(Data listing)
# # # #
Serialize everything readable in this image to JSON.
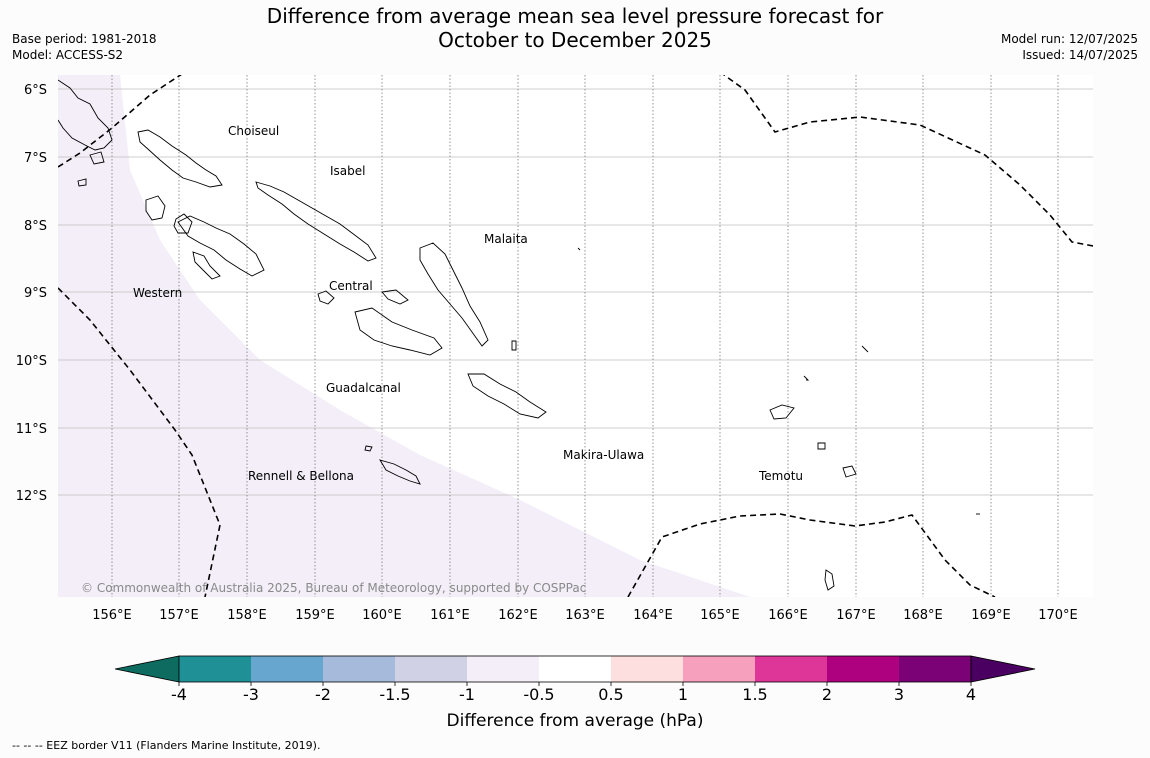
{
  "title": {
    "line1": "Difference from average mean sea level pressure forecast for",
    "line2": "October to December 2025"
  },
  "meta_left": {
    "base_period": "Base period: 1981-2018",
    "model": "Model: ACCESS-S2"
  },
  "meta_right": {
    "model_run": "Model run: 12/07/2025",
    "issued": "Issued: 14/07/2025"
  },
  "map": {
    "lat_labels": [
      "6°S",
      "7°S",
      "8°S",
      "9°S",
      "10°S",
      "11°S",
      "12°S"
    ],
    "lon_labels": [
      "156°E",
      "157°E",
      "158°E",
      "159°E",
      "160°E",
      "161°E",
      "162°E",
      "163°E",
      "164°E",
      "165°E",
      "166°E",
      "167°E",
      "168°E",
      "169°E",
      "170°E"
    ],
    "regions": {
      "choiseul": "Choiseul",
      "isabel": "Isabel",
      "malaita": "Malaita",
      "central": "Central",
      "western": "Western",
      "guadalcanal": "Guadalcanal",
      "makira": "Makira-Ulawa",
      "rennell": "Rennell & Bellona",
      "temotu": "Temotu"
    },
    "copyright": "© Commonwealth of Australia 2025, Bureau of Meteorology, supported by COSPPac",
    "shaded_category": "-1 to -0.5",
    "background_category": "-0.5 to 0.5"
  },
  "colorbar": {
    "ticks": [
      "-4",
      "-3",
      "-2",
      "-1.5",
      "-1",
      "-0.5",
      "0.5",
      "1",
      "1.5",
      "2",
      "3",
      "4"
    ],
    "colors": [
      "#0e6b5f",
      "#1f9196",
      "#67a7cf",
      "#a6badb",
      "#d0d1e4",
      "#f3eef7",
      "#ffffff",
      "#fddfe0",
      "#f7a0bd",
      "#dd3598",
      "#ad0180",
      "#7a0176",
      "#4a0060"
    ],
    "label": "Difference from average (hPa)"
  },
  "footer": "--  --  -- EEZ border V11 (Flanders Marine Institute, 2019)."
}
# # # #
■ The task ■
Reproduce the records, all of them, word for word; omit the pictures.

■ Task answer ■
Serialize everything readable in this image to JSON.
{
  "title": {
    "line1": "Difference from average mean sea level pressure forecast for",
    "line2": "October to December 2025"
  },
  "meta_left": {
    "base_period": "Base period: 1981-2018",
    "model": "Model: ACCESS-S2"
  },
  "meta_right": {
    "model_run": "Model run: 12/07/2025",
    "issued": "Issued: 14/07/2025"
  },
  "map": {
    "lat_labels": [
      "6°S",
      "7°S",
      "8°S",
      "9°S",
      "10°S",
      "11°S",
      "12°S"
    ],
    "lon_labels": [
      "156°E",
      "157°E",
      "158°E",
      "159°E",
      "160°E",
      "161°E",
      "162°E",
      "163°E",
      "164°E",
      "165°E",
      "166°E",
      "167°E",
      "168°E",
      "169°E",
      "170°E"
    ],
    "regions": {
      "choiseul": "Choiseul",
      "isabel": "Isabel",
      "malaita": "Malaita",
      "central": "Central",
      "western": "Western",
      "guadalcanal": "Guadalcanal",
      "makira": "Makira-Ulawa",
      "rennell": "Rennell & Bellona",
      "temotu": "Temotu"
    },
    "copyright": "© Commonwealth of Australia 2025, Bureau of Meteorology, supported by COSPPac",
    "shaded_category": "-1 to -0.5",
    "background_category": "-0.5 to 0.5"
  },
  "colorbar": {
    "ticks": [
      "-4",
      "-3",
      "-2",
      "-1.5",
      "-1",
      "-0.5",
      "0.5",
      "1",
      "1.5",
      "2",
      "3",
      "4"
    ],
    "colors": [
      "#0e6b5f",
      "#1f9196",
      "#67a7cf",
      "#a6badb",
      "#d0d1e4",
      "#f3eef7",
      "#ffffff",
      "#fddfe0",
      "#f7a0bd",
      "#dd3598",
      "#ad0180",
      "#7a0176",
      "#4a0060"
    ],
    "label": "Difference from average (hPa)"
  },
  "footer": "--  --  -- EEZ border V11 (Flanders Marine Institute, 2019)."
}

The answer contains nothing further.